[Figure contents as structured data]
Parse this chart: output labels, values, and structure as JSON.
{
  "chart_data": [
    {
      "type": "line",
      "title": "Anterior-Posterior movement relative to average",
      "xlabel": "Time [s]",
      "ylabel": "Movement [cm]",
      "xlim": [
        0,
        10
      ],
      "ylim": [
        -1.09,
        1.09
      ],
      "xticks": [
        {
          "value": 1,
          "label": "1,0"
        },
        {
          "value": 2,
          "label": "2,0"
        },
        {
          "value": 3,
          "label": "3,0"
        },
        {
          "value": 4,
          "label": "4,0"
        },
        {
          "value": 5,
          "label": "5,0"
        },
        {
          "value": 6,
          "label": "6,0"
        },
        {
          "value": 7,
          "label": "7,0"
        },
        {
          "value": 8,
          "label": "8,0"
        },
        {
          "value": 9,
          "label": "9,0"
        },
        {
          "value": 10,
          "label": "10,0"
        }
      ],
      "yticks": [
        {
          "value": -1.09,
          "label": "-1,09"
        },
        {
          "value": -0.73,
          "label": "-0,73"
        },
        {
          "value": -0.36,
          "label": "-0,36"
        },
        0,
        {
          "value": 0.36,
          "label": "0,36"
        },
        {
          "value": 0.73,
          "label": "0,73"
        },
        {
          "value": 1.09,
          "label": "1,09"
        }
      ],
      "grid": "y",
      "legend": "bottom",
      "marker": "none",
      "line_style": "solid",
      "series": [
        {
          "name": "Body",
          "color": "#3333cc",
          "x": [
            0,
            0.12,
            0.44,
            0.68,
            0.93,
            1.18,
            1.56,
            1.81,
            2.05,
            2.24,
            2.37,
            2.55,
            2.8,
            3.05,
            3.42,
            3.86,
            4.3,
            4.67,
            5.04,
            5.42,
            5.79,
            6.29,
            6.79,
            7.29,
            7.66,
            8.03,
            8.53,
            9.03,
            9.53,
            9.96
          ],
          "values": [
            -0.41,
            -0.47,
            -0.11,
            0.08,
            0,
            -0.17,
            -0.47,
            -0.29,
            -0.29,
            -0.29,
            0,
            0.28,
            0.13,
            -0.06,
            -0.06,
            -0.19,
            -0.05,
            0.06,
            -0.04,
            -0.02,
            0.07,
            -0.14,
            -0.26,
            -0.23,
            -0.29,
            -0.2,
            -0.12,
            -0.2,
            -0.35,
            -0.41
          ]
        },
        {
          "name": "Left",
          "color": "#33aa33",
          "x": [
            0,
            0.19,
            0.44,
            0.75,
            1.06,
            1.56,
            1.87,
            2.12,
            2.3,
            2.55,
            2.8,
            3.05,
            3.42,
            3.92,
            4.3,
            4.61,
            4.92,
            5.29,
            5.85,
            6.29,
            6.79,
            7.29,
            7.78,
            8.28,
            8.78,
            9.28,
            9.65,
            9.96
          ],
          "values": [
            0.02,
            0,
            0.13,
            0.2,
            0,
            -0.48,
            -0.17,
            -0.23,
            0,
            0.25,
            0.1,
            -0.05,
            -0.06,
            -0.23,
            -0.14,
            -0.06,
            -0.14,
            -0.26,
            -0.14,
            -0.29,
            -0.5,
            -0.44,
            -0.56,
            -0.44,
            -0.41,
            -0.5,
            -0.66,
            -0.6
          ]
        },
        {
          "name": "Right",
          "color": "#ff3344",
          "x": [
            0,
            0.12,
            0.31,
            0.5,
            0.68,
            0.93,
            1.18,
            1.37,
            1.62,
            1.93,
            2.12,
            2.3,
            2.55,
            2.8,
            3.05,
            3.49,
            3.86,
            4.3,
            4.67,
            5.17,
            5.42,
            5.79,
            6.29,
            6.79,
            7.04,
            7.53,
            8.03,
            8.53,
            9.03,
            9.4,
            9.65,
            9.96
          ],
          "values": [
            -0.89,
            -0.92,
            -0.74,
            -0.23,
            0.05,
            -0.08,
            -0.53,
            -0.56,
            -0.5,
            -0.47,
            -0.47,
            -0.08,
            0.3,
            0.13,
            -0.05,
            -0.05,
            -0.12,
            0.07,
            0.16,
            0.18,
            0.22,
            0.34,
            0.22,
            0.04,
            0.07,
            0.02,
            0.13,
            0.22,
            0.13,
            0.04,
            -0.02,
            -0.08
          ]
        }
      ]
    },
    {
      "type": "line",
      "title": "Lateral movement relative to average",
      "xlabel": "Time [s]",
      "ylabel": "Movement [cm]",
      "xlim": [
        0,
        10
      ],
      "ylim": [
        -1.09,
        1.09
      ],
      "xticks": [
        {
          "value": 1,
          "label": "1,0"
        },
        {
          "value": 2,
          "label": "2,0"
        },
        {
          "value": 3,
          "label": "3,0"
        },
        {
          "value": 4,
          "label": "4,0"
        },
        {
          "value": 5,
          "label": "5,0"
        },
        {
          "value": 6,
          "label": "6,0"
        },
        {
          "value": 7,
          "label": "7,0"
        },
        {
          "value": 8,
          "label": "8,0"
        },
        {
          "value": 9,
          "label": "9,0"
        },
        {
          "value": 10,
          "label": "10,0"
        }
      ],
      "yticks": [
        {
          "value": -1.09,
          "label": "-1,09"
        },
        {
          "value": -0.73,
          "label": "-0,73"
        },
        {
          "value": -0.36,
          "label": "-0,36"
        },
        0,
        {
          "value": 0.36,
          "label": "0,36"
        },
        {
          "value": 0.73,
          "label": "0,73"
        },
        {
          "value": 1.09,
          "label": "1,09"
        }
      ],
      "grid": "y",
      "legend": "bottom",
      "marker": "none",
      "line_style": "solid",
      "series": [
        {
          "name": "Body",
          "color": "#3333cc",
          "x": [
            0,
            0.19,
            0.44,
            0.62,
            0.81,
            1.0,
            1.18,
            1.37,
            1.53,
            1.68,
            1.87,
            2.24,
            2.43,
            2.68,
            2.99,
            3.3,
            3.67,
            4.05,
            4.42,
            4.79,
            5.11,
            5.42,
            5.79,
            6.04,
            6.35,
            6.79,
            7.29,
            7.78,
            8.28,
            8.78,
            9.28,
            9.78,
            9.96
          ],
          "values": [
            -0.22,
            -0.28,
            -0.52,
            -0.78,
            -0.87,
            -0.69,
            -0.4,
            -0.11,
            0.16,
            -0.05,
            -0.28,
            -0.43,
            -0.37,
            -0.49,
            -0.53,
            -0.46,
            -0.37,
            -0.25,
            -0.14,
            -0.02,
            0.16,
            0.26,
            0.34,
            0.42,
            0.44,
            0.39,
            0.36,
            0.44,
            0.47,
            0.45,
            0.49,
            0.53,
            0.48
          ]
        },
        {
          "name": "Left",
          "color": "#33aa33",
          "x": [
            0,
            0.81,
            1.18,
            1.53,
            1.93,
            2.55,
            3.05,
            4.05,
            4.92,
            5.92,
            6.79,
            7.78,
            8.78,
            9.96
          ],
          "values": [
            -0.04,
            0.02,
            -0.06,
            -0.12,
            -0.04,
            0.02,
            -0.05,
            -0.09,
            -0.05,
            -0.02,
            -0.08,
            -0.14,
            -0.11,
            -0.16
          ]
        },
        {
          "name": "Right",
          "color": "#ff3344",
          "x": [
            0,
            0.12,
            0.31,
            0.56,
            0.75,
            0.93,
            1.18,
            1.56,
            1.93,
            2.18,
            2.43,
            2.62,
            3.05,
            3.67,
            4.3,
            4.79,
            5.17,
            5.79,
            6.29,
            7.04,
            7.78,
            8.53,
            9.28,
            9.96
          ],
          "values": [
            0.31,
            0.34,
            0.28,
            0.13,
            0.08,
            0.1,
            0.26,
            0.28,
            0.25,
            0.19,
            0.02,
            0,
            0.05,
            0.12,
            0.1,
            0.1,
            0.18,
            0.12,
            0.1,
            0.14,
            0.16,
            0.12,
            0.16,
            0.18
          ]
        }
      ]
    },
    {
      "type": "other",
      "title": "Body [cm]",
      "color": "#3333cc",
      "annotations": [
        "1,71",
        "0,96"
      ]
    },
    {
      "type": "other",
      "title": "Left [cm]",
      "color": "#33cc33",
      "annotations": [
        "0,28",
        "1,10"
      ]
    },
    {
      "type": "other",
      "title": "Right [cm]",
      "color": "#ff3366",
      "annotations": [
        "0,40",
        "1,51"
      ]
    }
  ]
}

## Exercise goal
List all lines where "relative" occurs.

## Worked answer
      "title": "Anterior-Posterior movement relative to average",
      "title": "Lateral movement relative to average",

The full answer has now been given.